A lot faster than outside  ;D ;D

  • Super User
Posted

Dunno. Seasonally -it takes a full year!

I've been told (by Ralph Manns) that given enough food (for important fat reserves) females can make more eggs and spawn again. But the spawn period is a window that will pass. Bigger deeper waters with different basins of different depths can produce a long spawn period (lake-wide).

As to sexing bass; It's guesswork. Ralph Manns (a biologist specializing in bass) says that no one has found a consistent method. In general, females grow larger than males. Largest, but very rare, males have been known to hit 5lbs..  The only time you can really tell is around during the spawn: by behavior, when females are swollen with eggs in pre-spawn, and post-spawn when they are hollow bellied.

  • Super User
Posted

I'm not sure what the gestation period of a female bass is; maybe Raul our resident veterinarian can shed some light on this subject.

  • Super User
Posted

Males guard the bed.

So you probably saw a male guarding the bed.

  • Super User
Posted

I think I can handle the gestation period question. Fish don't really have an internal "gestation period" like mammals do. Fertilization occurs outside the body and embryo development rate is determined by temperature (eggs hatching in about a week in most circumstances).
- - -
**Task description:**
According to the forum thread on bass spawning, what determines how fast the embryos develop?
- - -
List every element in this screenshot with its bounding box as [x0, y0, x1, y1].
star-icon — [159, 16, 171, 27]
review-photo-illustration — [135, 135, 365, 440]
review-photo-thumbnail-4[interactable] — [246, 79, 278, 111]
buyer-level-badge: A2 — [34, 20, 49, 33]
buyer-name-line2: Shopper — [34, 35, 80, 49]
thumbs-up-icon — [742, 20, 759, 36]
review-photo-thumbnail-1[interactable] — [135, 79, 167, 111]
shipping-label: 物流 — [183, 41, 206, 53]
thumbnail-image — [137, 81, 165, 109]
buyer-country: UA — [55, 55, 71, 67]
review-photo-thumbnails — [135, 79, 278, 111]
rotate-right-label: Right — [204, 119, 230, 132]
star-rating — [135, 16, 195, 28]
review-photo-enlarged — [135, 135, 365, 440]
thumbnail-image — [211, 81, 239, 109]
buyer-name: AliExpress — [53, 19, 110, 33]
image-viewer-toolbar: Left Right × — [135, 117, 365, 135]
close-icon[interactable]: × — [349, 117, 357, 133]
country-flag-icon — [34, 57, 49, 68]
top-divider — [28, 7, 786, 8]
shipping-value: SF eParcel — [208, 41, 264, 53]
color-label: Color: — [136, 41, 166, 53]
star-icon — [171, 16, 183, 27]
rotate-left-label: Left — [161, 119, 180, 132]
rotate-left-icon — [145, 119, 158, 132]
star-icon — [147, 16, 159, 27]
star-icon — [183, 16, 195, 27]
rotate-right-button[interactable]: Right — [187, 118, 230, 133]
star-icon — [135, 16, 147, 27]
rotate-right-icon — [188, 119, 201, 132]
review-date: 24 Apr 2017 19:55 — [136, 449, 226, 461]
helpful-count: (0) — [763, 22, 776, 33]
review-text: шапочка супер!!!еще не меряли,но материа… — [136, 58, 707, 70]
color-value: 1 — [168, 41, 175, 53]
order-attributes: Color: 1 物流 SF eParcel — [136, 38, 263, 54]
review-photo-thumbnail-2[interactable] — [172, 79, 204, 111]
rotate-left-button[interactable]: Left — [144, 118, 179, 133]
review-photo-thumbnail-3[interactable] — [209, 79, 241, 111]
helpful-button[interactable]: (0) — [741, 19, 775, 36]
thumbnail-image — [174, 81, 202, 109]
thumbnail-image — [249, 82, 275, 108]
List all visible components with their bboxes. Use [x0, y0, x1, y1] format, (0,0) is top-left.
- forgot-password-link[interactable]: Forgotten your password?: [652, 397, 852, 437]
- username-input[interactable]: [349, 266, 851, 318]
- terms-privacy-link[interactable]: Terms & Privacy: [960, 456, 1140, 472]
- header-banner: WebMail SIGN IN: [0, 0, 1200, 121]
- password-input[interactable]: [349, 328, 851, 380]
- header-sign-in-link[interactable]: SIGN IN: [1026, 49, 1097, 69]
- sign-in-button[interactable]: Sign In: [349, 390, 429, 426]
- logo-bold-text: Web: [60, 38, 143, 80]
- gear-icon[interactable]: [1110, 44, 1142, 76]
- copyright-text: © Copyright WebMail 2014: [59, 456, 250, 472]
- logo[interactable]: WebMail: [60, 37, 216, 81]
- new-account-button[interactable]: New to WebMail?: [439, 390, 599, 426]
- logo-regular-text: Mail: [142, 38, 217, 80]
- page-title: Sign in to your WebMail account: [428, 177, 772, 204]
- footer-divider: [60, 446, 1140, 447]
- - -
**Written response:**
Temperature.